> Problem requirements: Write out the full listing exactly as given, minus the images.

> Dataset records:
-- Begin --

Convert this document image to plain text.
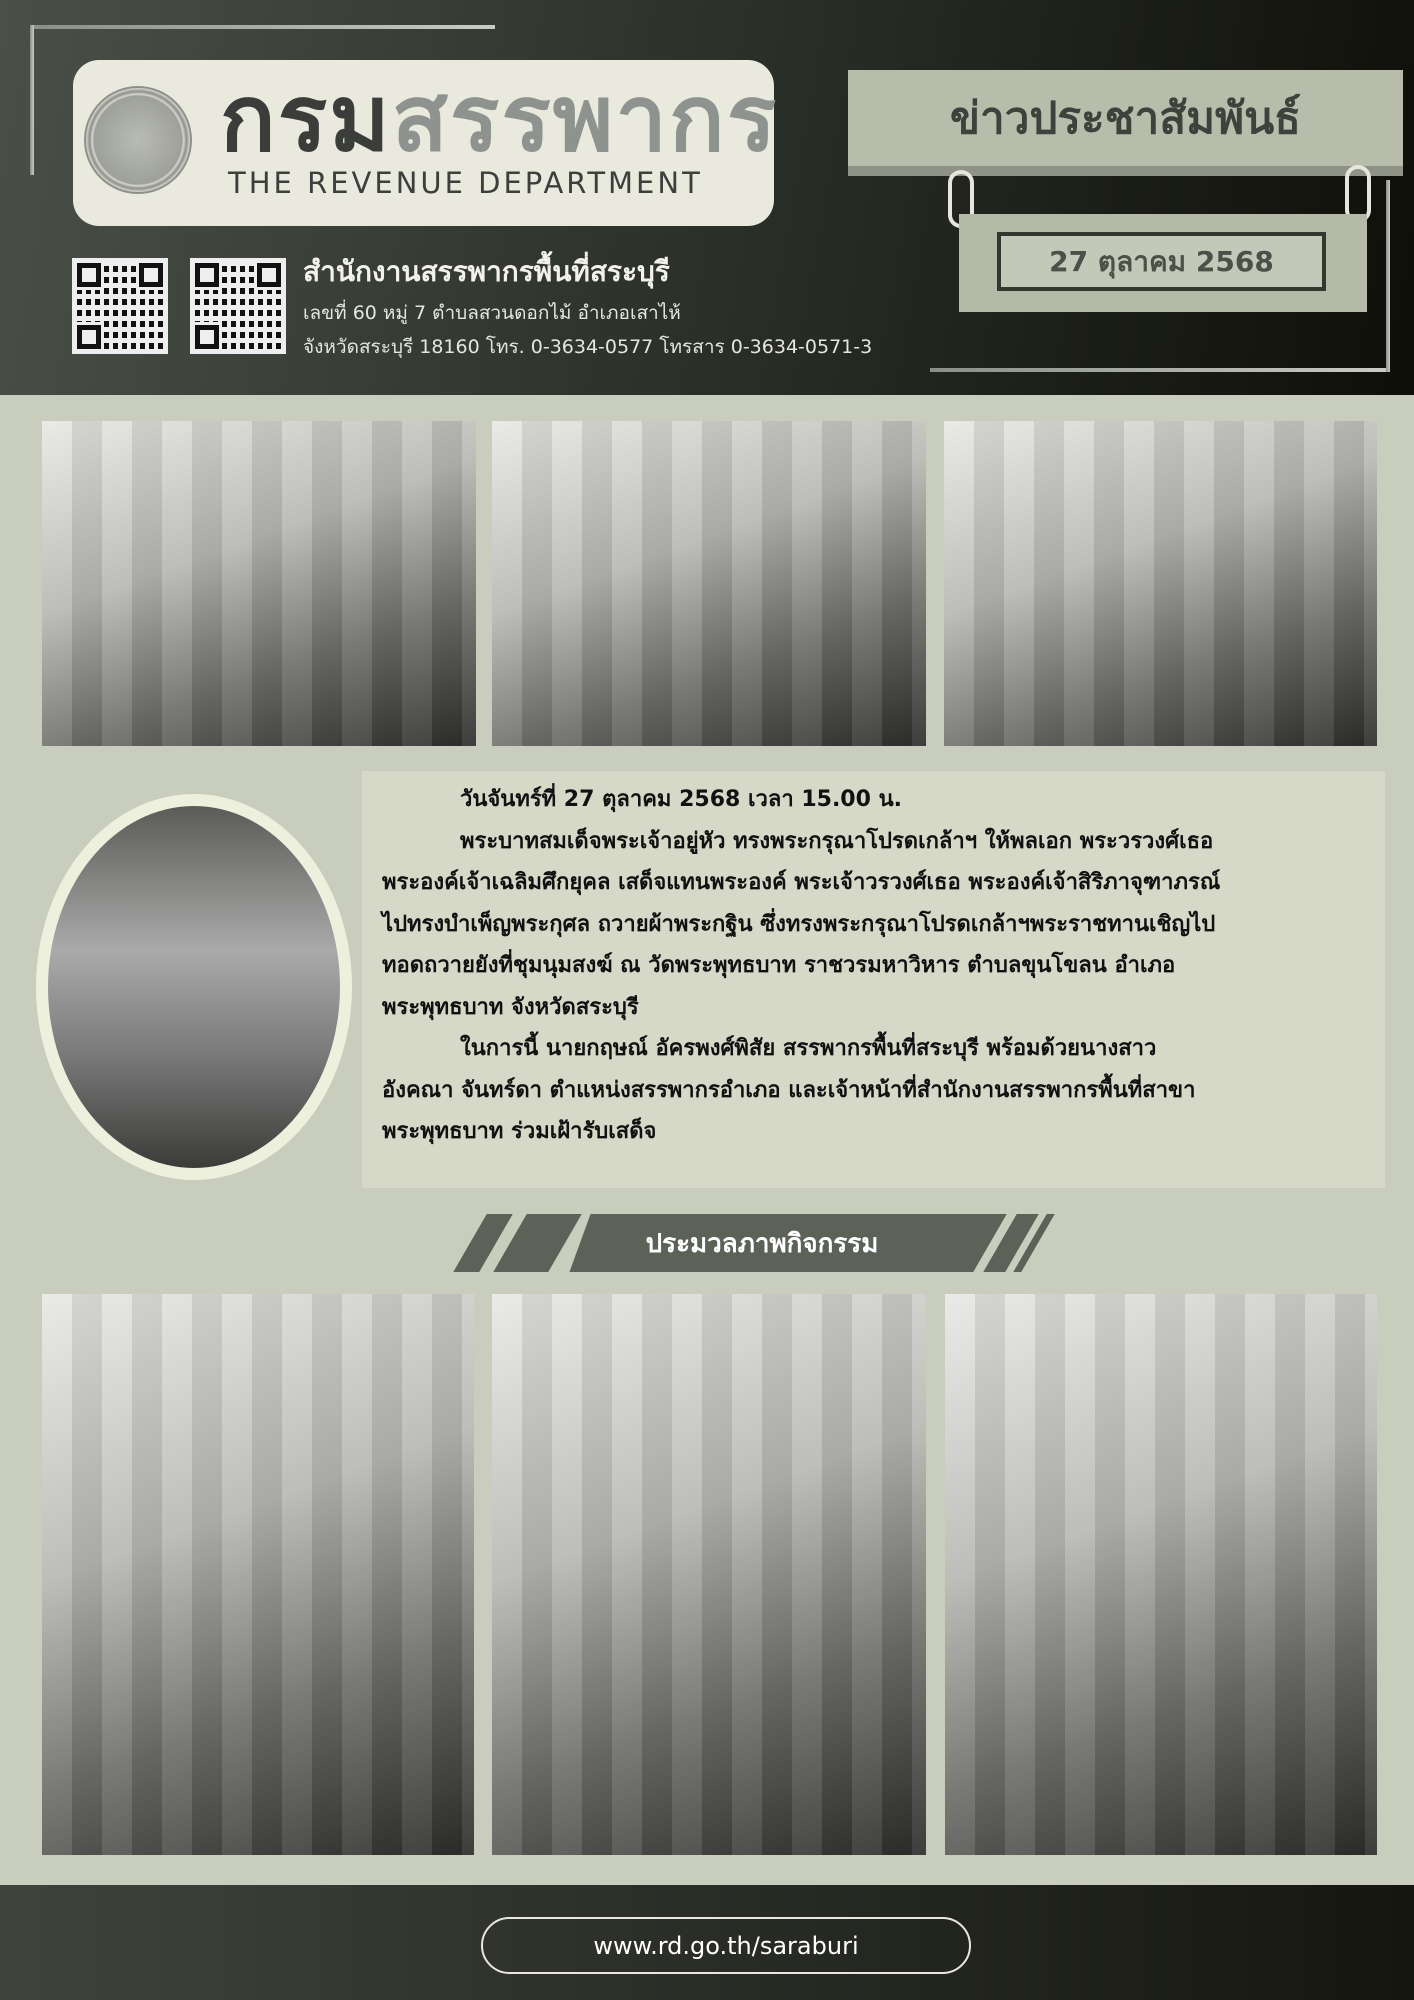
กรมสรรพากร
THE REVENUE DEPARTMENT
สำนักงานสรรพากรพื้นที่สระบุรี
เลขที่ 60 หมู่ 7 ตำบลสวนดอกไม้ อำเภอเสาไห้
จังหวัดสระบุรี 18160 โทร. 0-3634-0577 โทรสาร 0-3634-0571-3
ข่าวประชาสัมพันธ์
27 ตุลาคม 2568

วันจันทร์ที่ 27 ตุลาคม 2568 เวลา 15.00 น.

พระบาทสมเด็จพระเจ้าอยู่หัว ทรงพระกรุณาโปรดเกล้าฯ ให้พลเอก พระวรวงศ์เธอ

พระองค์เจ้าเฉลิมศึกยุคล เสด็จแทนพระองค์ พระเจ้าวรวงศ์เธอ พระองค์เจ้าสิริภาจุฑาภรณ์

ไปทรงบำเพ็ญพระกุศล ถวายผ้าพระกฐิน ซึ่งทรงพระกรุณาโปรดเกล้าฯพระราชทานเชิญไป

ทอดถวายยังที่ชุมนุมสงฆ์ ณ วัดพระพุทธบาท ราชวรมหาวิหาร ตำบลขุนโขลน อำเภอ

พระพุทธบาท จังหวัดสระบุรี

ในการนี้ นายกฤษณ์ อัครพงศ์พิสัย สรรพากรพื้นที่สระบุรี พร้อมด้วยนางสาว

อังคณา จันทร์ดา ตำแหน่งสรรพากรอำเภอ และเจ้าหน้าที่สำนักงานสรรพากรพื้นที่สาขา

พระพุทธบาท ร่วมเฝ้ารับเสด็จ

ประมวลภาพกิจกรรม
www.rd.go.th/saraburi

-- End --

> Answer in full:
Convert this document image to plain text.
กรมสรรพากร
THE REVENUE DEPARTMENT
สำนักงานสรรพากรพื้นที่สระบุรี
เลขที่ 60 หมู่ 7 ตำบลสวนดอกไม้ อำเภอเสาไห้
จังหวัดสระบุรี 18160 โทร. 0-3634-0577 โทรสาร 0-3634-0571-3
ข่าวประชาสัมพันธ์
27 ตุลาคม 2568

วันจันทร์ที่ 27 ตุลาคม 2568 เวลา 15.00 น.

พระบาทสมเด็จพระเจ้าอยู่หัว ทรงพระกรุณาโปรดเกล้าฯ ให้พลเอก พระวรวงศ์เธอ

พระองค์เจ้าเฉลิมศึกยุคล เสด็จแทนพระองค์ พระเจ้าวรวงศ์เธอ พระองค์เจ้าสิริภาจุฑาภรณ์

ไปทรงบำเพ็ญพระกุศล ถวายผ้าพระกฐิน ซึ่งทรงพระกรุณาโปรดเกล้าฯพระราชทานเชิญไป

ทอดถวายยังที่ชุมนุมสงฆ์ ณ วัดพระพุทธบาท ราชวรมหาวิหาร ตำบลขุนโขลน อำเภอ

พระพุทธบาท จังหวัดสระบุรี

ในการนี้ นายกฤษณ์ อัครพงศ์พิสัย สรรพากรพื้นที่สระบุรี พร้อมด้วยนางสาว

อังคณา จันทร์ดา ตำแหน่งสรรพากรอำเภอ และเจ้าหน้าที่สำนักงานสรรพากรพื้นที่สาขา

พระพุทธบาท ร่วมเฝ้ารับเสด็จ

ประมวลภาพกิจกรรม
www.rd.go.th/saraburi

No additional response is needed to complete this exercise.